» **What is expected**
For each line that holds "this", copy the line out.

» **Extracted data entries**

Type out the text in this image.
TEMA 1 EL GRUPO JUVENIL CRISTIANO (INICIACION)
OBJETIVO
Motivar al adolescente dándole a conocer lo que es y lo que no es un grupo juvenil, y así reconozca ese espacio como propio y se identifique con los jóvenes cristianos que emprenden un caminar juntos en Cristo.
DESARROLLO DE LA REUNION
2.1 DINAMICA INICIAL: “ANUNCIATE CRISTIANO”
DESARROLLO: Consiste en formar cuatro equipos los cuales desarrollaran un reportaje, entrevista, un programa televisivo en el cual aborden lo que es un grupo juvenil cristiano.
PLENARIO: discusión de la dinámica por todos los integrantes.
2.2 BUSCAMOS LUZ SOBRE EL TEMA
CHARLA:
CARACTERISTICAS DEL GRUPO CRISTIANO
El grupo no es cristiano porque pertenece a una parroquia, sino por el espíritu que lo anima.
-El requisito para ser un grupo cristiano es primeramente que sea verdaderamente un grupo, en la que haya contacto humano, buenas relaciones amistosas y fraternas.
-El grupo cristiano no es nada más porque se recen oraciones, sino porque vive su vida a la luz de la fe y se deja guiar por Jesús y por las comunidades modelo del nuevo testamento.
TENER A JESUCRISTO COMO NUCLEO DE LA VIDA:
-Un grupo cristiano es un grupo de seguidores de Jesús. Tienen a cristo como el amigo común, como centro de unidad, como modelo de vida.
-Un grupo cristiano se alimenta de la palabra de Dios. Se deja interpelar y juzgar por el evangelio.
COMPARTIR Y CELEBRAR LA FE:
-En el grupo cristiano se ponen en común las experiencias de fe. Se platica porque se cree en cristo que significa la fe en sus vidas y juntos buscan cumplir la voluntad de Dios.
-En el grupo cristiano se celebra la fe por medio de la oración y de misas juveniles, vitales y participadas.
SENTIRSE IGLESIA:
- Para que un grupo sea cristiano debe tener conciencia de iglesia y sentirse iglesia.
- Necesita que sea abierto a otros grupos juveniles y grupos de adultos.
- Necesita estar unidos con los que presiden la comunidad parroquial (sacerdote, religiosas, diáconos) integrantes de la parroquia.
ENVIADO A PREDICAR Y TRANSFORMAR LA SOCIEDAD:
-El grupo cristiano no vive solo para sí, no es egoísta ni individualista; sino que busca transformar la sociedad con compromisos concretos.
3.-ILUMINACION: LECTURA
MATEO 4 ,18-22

---

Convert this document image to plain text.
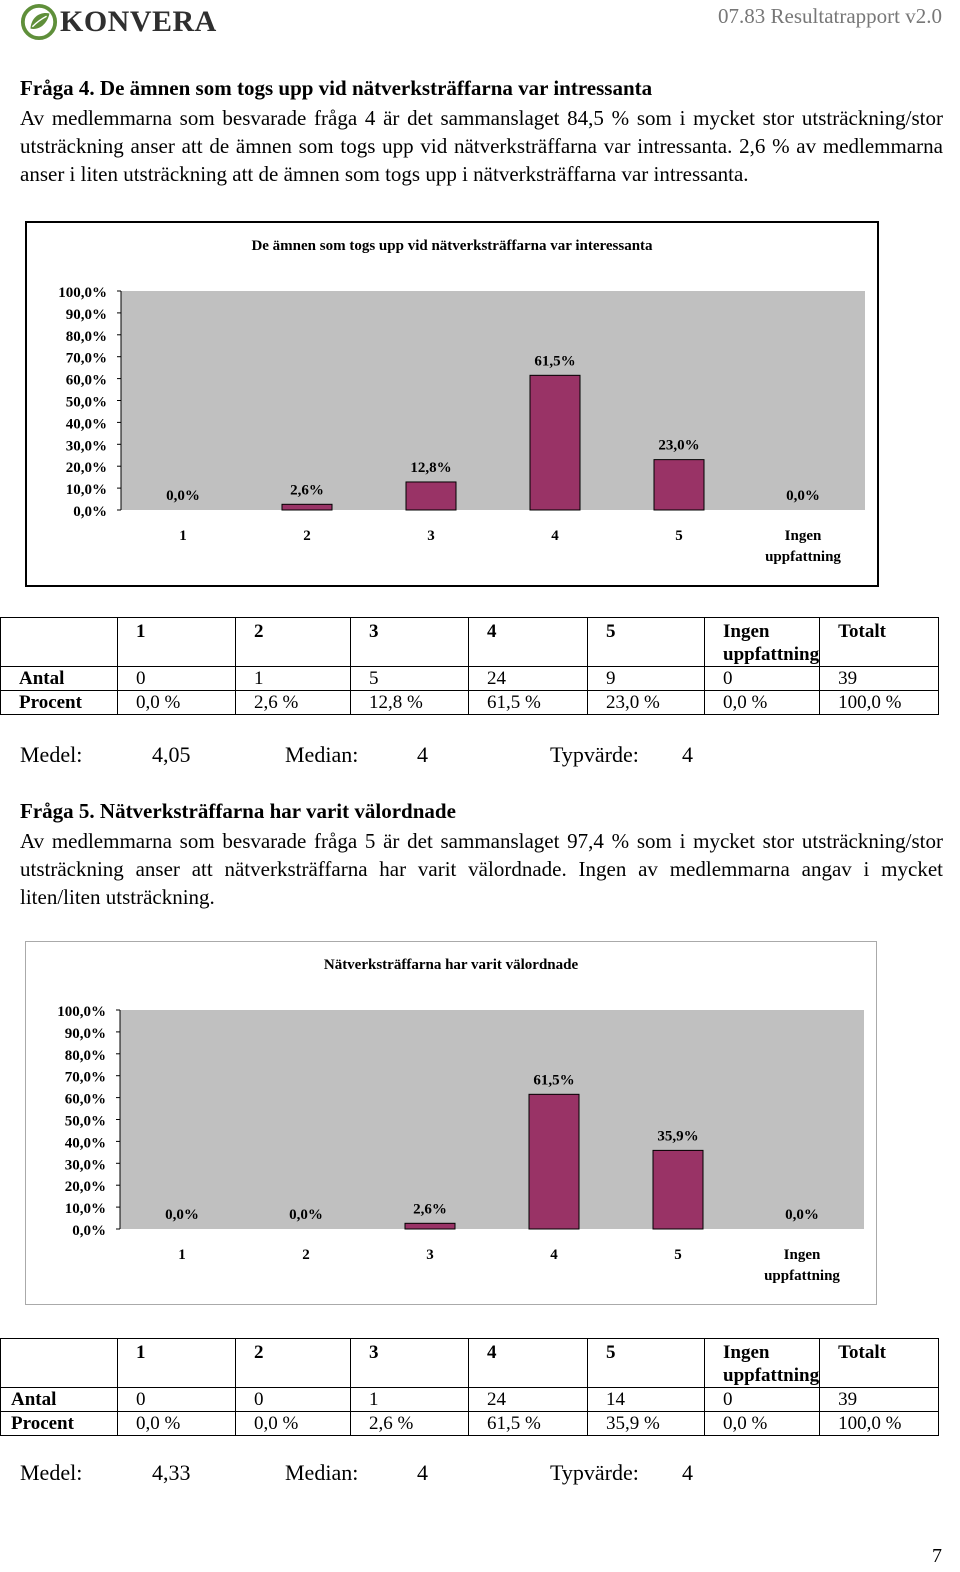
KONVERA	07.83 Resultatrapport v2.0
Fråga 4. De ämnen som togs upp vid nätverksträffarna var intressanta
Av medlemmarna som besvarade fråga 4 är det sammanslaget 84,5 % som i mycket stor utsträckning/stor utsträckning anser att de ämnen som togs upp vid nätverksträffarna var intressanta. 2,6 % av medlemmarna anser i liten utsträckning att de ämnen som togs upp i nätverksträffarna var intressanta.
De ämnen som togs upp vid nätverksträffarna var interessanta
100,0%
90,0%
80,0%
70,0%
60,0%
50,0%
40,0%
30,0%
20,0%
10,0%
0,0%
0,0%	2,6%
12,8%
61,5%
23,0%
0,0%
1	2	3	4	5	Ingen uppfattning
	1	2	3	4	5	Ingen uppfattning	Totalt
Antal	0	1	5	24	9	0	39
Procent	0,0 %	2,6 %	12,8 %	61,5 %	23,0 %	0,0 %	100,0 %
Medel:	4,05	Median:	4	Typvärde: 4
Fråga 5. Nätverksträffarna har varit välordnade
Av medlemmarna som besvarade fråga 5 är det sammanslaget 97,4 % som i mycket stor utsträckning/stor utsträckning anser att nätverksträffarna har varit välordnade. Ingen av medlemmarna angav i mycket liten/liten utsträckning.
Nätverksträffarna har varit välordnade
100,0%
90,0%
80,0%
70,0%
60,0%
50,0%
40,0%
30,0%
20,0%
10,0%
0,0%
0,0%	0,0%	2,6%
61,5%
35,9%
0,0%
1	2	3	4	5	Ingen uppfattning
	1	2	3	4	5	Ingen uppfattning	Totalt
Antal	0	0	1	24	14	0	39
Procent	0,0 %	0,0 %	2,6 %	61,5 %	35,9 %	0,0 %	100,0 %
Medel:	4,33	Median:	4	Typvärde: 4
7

» **Answer**
Type out the text in this image.
Convert this document image to plain text.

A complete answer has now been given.